Problem to work on:
For every line in the records that has the word "role", make a copy.

····················

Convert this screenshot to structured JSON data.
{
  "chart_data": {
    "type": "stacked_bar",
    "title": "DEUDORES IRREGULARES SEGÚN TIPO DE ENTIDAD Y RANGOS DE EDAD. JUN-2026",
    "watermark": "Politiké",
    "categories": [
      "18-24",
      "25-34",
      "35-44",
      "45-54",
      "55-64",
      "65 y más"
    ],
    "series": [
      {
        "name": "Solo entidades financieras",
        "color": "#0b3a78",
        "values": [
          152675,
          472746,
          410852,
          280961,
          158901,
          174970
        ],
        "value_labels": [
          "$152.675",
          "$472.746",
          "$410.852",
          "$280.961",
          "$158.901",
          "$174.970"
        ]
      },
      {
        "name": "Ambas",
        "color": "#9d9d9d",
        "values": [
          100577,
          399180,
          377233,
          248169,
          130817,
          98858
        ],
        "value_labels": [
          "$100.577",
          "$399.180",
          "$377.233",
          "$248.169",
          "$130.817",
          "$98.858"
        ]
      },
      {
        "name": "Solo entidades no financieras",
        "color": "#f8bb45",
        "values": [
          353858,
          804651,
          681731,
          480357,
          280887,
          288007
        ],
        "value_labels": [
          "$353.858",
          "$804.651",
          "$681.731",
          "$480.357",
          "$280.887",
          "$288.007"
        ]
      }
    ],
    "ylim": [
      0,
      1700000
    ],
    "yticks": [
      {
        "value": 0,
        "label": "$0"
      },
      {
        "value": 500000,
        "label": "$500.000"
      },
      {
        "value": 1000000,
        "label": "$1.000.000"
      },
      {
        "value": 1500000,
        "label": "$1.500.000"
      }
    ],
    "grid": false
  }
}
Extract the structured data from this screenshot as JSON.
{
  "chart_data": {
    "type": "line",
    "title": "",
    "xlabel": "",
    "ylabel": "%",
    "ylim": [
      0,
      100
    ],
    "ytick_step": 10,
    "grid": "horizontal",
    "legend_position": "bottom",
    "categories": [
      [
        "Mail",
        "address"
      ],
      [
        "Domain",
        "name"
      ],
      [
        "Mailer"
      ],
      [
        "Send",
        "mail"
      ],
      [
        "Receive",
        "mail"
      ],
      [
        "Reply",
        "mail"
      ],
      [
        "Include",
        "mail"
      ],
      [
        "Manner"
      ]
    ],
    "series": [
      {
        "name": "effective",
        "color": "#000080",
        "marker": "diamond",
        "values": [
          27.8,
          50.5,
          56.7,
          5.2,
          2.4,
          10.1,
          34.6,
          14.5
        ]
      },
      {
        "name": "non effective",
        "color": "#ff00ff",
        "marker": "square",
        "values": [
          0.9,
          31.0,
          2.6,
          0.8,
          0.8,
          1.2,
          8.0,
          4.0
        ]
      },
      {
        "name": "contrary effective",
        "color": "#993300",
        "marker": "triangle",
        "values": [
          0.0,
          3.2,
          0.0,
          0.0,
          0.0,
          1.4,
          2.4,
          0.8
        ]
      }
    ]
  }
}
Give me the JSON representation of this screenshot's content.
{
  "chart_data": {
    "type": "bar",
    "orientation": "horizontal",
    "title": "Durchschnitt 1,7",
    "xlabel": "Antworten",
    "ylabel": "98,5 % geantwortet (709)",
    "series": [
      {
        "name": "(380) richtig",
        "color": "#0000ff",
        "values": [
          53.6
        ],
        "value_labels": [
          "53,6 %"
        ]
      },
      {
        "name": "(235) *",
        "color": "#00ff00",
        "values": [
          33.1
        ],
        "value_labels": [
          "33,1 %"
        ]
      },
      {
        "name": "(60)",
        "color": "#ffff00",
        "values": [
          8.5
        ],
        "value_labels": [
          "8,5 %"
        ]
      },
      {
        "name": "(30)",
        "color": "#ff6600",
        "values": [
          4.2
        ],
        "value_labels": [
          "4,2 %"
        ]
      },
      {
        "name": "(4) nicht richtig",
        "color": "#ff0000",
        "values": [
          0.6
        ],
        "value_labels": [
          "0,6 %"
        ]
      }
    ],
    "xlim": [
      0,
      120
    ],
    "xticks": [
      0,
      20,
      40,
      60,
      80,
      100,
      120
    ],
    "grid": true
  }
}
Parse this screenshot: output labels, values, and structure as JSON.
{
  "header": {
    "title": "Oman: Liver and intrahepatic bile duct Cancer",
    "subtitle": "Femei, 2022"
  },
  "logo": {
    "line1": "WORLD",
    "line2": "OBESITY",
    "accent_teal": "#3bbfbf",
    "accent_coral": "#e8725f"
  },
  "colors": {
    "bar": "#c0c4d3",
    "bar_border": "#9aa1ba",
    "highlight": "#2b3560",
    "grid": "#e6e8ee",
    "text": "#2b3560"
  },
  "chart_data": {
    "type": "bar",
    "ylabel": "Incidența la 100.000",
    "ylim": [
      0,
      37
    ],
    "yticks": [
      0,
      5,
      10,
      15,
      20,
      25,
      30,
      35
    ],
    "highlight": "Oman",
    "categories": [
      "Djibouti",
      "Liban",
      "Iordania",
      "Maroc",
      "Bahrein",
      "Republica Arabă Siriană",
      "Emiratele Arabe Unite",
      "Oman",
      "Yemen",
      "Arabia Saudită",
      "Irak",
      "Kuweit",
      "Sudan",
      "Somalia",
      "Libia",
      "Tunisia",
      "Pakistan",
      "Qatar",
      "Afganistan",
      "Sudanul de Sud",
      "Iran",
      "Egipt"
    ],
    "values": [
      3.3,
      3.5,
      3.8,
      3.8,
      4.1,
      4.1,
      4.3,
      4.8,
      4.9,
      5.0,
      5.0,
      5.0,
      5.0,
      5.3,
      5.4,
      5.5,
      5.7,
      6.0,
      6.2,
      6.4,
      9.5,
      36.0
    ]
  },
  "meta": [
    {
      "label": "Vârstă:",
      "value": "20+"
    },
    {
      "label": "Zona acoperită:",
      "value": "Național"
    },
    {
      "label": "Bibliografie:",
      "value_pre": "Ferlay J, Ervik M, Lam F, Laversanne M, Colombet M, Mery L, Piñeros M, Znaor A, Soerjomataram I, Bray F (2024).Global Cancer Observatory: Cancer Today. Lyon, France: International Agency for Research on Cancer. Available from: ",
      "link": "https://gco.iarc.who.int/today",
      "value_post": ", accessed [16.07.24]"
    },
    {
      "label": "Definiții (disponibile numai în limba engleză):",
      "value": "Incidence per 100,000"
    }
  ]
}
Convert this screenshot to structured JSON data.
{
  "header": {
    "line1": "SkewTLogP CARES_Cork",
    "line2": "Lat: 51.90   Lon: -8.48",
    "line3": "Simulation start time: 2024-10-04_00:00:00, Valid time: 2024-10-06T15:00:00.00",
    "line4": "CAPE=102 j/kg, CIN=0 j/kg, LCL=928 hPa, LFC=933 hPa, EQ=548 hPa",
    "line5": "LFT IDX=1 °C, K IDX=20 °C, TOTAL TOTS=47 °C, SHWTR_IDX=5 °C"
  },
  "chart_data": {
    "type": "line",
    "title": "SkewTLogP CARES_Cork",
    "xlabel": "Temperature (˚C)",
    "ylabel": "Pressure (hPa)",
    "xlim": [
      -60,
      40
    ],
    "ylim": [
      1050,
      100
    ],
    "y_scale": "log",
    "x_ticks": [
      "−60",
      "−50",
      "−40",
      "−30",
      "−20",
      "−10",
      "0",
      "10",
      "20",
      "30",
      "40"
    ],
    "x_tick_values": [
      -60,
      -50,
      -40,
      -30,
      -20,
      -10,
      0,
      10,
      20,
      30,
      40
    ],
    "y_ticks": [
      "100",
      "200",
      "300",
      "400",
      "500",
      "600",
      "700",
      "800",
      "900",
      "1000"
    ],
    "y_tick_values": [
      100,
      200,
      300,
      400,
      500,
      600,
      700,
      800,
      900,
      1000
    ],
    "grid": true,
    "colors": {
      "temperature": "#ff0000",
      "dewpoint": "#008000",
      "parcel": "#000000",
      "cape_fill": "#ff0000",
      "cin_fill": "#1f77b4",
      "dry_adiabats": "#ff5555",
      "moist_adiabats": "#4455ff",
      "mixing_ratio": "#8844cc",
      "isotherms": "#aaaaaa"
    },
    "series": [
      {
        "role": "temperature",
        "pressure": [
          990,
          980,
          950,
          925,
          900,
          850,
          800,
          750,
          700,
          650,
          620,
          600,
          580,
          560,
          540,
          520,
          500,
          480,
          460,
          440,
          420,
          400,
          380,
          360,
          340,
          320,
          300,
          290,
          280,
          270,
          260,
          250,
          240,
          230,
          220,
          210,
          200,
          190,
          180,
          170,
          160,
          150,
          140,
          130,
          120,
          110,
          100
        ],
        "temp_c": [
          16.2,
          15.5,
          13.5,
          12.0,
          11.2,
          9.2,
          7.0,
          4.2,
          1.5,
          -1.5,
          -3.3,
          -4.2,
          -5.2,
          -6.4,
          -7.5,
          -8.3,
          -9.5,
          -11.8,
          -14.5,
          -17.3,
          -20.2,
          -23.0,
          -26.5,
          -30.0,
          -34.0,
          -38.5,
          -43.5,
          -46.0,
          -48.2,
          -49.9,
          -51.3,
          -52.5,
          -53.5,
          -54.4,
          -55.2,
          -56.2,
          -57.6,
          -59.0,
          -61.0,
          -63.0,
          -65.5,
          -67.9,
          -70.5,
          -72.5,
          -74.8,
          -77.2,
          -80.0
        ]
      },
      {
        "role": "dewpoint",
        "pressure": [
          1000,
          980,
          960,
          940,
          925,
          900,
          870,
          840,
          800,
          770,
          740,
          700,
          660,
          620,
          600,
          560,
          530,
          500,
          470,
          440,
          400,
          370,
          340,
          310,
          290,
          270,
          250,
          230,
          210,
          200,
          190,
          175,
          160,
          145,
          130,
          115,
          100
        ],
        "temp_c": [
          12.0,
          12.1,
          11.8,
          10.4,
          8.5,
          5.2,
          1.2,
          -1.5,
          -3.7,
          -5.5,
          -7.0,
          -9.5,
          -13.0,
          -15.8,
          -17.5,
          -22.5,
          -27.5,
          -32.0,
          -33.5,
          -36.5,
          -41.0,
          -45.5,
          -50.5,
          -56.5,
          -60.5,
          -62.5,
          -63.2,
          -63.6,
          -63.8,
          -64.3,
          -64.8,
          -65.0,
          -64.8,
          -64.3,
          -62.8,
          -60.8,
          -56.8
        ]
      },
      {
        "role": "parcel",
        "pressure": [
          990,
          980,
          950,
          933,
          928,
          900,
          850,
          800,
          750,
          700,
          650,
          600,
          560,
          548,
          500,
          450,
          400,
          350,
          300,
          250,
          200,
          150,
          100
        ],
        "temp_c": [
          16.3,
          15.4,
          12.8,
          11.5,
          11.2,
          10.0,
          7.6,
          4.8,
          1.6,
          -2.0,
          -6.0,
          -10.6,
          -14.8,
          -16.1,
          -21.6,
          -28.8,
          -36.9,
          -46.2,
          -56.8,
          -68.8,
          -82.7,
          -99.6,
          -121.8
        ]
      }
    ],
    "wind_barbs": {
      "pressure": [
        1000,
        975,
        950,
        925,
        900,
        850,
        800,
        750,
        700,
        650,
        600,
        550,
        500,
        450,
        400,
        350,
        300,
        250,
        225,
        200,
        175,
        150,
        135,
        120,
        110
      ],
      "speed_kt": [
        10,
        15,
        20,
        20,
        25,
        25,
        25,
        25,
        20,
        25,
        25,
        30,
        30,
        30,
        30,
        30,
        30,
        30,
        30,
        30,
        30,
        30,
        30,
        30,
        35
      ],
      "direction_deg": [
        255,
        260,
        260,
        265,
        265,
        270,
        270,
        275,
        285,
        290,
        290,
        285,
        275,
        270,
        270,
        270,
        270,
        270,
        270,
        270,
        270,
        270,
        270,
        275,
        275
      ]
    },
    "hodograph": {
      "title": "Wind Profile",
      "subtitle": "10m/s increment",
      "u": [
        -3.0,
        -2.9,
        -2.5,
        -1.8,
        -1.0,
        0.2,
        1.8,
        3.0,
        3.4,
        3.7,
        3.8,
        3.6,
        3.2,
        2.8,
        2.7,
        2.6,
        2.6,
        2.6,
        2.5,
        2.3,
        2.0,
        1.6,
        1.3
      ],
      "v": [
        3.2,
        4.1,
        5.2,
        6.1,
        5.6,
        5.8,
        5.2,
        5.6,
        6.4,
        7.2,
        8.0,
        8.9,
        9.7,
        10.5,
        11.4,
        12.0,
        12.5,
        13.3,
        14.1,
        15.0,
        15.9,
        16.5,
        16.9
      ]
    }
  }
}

····················

Task answer:
        "role": "temperature",
        "role": "dewpoint",
        "role": "parcel",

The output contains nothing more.